▸ **Provided material**:
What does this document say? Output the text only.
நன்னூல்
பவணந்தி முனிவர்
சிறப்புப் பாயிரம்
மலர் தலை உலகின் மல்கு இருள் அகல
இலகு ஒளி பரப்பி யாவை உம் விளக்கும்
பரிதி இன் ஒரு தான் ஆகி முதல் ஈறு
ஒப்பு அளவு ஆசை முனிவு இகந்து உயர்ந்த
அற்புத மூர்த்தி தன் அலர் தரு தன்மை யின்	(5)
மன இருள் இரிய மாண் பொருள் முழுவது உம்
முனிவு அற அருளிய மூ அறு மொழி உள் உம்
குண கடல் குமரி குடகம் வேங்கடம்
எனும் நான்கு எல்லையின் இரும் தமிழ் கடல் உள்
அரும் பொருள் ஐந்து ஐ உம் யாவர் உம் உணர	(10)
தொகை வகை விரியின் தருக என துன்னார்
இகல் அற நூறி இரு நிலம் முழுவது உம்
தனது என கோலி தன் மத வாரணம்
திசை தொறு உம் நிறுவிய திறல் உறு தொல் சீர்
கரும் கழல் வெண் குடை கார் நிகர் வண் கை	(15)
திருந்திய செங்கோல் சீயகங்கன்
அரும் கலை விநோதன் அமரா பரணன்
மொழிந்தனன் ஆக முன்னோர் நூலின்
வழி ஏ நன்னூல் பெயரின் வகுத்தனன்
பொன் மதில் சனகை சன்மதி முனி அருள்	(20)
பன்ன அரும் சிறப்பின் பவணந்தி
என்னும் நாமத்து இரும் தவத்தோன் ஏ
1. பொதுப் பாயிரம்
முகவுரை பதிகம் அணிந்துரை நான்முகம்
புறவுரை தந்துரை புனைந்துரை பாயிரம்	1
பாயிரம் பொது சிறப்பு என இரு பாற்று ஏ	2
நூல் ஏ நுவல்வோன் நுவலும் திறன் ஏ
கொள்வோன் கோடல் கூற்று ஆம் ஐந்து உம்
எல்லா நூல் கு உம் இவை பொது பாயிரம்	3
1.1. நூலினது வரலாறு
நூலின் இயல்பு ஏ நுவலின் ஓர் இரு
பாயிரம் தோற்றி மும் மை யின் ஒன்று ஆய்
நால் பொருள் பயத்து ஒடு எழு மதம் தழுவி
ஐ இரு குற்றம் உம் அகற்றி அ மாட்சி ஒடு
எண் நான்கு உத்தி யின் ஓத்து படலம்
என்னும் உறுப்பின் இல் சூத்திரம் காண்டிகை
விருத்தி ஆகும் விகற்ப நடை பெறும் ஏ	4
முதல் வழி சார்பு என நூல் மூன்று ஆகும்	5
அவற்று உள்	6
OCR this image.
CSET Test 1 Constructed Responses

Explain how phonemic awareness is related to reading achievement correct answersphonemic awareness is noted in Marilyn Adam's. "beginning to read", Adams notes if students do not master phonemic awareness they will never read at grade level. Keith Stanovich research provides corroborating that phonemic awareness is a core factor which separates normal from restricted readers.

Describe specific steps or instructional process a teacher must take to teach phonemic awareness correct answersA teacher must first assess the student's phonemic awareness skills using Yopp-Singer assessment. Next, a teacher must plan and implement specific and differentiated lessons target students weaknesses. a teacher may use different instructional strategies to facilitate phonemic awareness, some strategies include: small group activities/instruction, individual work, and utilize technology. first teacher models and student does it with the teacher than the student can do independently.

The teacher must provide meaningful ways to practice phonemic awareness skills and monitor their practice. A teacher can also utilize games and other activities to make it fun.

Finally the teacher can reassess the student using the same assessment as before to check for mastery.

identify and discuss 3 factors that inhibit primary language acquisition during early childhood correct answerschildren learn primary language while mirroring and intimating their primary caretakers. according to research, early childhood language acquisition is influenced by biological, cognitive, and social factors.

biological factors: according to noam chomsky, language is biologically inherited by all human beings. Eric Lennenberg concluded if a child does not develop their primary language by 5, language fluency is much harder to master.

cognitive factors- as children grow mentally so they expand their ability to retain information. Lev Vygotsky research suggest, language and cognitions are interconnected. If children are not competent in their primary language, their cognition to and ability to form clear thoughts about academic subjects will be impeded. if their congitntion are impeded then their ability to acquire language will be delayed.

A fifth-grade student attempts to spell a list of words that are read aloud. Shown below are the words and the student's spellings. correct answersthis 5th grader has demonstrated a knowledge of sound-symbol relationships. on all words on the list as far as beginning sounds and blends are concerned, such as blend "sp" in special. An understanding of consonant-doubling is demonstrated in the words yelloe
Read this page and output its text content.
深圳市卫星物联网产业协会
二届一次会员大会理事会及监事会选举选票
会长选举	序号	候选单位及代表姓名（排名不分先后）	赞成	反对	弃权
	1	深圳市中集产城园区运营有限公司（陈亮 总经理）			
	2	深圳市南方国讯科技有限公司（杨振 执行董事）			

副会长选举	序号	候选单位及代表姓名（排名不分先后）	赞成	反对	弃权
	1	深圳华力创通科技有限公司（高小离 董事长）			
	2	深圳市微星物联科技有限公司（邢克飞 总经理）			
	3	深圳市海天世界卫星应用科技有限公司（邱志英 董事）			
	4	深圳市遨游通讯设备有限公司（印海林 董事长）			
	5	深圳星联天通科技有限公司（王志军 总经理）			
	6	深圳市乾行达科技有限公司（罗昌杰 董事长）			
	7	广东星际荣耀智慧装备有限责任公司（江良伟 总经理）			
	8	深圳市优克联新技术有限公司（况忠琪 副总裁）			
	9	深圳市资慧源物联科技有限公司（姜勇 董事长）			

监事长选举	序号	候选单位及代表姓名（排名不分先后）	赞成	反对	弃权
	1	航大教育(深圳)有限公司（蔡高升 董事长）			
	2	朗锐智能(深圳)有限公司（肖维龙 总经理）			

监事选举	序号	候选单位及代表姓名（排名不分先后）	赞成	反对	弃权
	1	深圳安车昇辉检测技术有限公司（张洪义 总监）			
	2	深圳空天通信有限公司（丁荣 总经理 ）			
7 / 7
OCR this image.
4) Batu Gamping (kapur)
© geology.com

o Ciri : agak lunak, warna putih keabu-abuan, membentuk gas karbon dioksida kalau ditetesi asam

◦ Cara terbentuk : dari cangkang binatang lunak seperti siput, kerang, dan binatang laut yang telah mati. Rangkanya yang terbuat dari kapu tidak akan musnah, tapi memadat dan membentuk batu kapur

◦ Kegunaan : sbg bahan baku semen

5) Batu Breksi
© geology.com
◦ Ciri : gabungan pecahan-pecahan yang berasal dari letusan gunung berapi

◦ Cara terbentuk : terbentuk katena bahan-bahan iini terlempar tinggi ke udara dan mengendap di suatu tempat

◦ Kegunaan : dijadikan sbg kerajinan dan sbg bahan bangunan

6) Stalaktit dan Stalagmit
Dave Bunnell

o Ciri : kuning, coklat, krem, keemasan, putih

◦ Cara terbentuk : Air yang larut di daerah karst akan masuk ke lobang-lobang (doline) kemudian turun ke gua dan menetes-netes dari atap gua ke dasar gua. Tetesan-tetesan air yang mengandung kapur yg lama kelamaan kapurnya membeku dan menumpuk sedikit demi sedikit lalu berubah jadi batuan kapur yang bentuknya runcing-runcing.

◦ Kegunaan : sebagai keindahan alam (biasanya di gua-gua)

▸ **Description of the task**:
Go through the material above and copy each line that has the word "biological".

▸ **Full solution**:
identify and discuss 3 factors that inhibit primary language acquisition during early childhood correct answerschildren learn primary language while mirroring and intimating their primary caretakers. according to research, early childhood language acquisition is influenced by biological, cognitive, and social factors.
biological factors: according to noam chomsky, language is biologically inherited by all human beings. Eric Lennenberg concluded if a child does not develop their primary language by 5, language fluency is much harder to master.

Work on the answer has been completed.